[Start Dataset entries]
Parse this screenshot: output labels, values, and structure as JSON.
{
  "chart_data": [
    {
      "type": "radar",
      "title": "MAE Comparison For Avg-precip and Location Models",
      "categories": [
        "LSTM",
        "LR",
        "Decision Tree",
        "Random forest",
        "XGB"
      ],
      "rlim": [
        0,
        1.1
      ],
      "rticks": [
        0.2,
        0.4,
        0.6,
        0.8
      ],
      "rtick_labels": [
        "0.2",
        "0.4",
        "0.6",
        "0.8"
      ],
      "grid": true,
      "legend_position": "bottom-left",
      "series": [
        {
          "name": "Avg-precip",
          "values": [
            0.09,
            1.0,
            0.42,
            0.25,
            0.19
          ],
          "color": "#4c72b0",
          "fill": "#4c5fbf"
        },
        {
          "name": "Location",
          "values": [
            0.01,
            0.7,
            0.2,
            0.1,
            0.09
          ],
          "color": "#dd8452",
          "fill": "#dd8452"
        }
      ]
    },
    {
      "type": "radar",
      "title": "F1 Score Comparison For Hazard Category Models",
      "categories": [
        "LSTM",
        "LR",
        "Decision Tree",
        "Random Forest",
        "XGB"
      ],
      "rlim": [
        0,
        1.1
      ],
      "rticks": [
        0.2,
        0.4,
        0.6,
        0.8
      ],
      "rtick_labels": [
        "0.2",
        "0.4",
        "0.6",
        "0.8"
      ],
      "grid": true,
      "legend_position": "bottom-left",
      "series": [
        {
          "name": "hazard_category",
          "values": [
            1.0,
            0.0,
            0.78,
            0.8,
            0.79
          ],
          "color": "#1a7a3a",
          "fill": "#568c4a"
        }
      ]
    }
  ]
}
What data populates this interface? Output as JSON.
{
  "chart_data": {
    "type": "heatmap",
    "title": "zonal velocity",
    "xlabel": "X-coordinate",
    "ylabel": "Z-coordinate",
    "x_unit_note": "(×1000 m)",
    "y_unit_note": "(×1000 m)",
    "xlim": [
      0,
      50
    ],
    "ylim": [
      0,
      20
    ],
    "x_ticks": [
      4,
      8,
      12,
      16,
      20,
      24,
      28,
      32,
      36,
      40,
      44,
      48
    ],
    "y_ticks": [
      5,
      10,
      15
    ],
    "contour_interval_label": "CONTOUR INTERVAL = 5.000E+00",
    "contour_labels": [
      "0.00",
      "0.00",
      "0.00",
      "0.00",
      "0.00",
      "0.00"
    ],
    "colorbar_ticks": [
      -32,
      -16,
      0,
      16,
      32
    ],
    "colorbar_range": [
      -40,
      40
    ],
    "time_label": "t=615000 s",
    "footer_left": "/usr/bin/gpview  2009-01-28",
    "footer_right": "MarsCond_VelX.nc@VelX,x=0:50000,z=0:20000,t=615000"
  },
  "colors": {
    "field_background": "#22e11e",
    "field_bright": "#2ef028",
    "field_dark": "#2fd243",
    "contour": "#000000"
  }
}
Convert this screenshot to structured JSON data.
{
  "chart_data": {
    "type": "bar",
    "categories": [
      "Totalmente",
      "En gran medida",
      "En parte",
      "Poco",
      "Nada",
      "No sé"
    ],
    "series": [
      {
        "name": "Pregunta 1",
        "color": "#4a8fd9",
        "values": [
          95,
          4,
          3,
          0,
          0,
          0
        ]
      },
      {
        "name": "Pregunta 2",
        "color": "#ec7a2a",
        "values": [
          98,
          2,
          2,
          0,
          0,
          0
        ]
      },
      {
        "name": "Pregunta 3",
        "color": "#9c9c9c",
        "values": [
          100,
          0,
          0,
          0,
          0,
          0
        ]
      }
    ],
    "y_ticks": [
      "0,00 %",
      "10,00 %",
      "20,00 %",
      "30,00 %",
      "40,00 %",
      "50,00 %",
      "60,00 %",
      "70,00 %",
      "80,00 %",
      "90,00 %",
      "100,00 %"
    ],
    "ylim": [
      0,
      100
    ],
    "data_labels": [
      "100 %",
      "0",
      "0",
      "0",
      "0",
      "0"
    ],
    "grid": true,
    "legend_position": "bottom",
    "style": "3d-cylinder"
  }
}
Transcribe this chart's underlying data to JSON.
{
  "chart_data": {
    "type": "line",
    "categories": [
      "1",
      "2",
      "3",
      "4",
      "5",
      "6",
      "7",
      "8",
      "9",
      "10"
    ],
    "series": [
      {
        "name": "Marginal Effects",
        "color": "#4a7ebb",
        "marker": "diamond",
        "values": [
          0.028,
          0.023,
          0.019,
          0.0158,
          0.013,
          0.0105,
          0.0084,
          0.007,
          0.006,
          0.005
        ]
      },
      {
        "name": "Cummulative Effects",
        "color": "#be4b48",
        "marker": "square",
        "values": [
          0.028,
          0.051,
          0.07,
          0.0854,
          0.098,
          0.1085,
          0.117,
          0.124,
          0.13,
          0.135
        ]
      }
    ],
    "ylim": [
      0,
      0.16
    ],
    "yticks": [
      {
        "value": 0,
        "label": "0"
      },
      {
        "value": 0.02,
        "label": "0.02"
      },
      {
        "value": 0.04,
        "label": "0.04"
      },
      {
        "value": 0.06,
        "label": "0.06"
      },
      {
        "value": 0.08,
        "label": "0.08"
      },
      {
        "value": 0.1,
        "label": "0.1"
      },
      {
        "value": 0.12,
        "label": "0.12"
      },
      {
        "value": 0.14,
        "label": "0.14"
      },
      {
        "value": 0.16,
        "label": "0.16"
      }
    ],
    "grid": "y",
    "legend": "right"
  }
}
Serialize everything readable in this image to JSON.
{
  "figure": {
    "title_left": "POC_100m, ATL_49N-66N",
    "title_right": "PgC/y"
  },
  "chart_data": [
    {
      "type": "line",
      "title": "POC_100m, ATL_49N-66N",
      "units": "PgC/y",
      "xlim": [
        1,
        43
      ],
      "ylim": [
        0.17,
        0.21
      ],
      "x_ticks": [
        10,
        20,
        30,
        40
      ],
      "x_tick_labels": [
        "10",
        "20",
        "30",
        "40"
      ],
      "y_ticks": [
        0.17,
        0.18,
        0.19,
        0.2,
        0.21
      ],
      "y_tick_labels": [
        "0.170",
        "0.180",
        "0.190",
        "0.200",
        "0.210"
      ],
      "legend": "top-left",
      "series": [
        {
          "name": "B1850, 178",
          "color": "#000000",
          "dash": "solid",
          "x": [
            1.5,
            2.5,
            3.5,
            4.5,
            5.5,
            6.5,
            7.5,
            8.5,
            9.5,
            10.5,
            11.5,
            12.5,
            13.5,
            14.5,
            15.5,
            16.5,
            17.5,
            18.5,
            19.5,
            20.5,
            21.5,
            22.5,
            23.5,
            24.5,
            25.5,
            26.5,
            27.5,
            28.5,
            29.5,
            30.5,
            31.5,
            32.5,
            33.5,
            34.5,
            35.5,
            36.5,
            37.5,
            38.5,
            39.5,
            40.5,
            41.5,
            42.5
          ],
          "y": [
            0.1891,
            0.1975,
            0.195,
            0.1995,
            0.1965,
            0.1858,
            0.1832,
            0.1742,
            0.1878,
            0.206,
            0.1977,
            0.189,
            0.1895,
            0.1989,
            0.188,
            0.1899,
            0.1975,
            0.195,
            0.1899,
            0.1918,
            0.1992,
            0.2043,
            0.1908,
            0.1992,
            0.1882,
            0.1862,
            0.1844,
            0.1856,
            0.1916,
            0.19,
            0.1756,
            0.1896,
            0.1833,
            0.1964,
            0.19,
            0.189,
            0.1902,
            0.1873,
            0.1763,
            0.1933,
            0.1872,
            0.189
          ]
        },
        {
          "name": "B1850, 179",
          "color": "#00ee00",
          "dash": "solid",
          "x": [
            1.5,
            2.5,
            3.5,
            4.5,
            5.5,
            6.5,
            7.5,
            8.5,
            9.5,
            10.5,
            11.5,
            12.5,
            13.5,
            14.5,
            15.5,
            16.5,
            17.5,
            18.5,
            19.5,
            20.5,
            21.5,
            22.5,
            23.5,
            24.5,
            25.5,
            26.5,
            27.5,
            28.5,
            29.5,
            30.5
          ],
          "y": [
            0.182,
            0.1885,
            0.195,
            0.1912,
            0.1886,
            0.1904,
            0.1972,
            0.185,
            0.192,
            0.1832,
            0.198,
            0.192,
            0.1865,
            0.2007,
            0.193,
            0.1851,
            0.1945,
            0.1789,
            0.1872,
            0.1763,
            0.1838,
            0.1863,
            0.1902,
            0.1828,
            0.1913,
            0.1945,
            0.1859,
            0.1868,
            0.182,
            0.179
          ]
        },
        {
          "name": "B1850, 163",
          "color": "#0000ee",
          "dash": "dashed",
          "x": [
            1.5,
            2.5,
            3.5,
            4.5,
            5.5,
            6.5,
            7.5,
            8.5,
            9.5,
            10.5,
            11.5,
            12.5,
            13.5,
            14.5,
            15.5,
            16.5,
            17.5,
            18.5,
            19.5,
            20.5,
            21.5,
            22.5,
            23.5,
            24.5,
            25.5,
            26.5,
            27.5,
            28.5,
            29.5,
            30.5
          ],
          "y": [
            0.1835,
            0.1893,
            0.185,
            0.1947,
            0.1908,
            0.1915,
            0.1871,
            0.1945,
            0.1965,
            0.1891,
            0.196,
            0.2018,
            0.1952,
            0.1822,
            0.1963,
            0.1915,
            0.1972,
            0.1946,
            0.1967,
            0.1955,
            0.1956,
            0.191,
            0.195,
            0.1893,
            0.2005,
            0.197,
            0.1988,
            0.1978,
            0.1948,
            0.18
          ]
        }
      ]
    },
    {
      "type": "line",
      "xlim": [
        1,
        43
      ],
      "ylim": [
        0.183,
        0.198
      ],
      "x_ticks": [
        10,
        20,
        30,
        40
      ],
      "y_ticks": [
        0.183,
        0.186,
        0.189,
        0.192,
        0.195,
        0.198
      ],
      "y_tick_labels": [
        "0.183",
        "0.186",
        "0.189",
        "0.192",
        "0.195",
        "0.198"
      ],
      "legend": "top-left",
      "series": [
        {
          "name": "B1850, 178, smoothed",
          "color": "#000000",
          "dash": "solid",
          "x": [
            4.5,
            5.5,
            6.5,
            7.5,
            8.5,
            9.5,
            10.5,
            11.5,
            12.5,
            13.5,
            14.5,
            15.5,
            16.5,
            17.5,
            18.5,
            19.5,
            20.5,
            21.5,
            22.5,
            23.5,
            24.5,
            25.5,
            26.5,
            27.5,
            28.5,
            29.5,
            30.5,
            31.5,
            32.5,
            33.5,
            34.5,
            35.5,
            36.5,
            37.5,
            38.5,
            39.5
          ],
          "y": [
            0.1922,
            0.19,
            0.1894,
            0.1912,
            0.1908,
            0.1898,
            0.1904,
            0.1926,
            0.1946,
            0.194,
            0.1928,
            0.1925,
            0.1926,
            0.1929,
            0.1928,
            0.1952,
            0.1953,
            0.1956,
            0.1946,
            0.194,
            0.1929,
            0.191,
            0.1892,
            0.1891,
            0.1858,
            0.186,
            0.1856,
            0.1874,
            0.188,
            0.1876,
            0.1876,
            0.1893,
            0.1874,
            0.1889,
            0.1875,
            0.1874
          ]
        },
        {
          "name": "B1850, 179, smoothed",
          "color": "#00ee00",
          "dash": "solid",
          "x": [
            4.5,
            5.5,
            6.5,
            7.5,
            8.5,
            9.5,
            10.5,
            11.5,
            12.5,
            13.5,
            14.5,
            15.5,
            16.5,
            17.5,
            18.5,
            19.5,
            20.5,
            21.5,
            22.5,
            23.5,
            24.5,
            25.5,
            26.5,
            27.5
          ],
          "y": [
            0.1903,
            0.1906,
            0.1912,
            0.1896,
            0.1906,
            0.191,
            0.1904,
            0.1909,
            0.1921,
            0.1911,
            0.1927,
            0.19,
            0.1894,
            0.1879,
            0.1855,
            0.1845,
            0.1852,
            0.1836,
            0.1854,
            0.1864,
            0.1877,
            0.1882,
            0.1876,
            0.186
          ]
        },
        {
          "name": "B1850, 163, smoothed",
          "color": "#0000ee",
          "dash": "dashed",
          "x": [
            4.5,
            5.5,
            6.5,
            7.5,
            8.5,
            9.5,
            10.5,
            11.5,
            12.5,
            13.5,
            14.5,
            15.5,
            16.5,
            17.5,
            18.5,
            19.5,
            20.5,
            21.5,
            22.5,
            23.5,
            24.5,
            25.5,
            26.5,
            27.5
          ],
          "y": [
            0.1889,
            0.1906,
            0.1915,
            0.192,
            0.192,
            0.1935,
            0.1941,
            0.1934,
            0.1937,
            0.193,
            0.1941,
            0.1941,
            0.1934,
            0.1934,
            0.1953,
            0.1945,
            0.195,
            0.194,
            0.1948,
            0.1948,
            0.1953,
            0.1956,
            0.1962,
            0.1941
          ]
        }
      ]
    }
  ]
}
[End Dataset entries]
Identify the lines that hold the word "Location". Copy every one of them.

**Exercise answer**
      "title": "MAE Comparison For Avg-precip and Location Models",
          "name": "Location",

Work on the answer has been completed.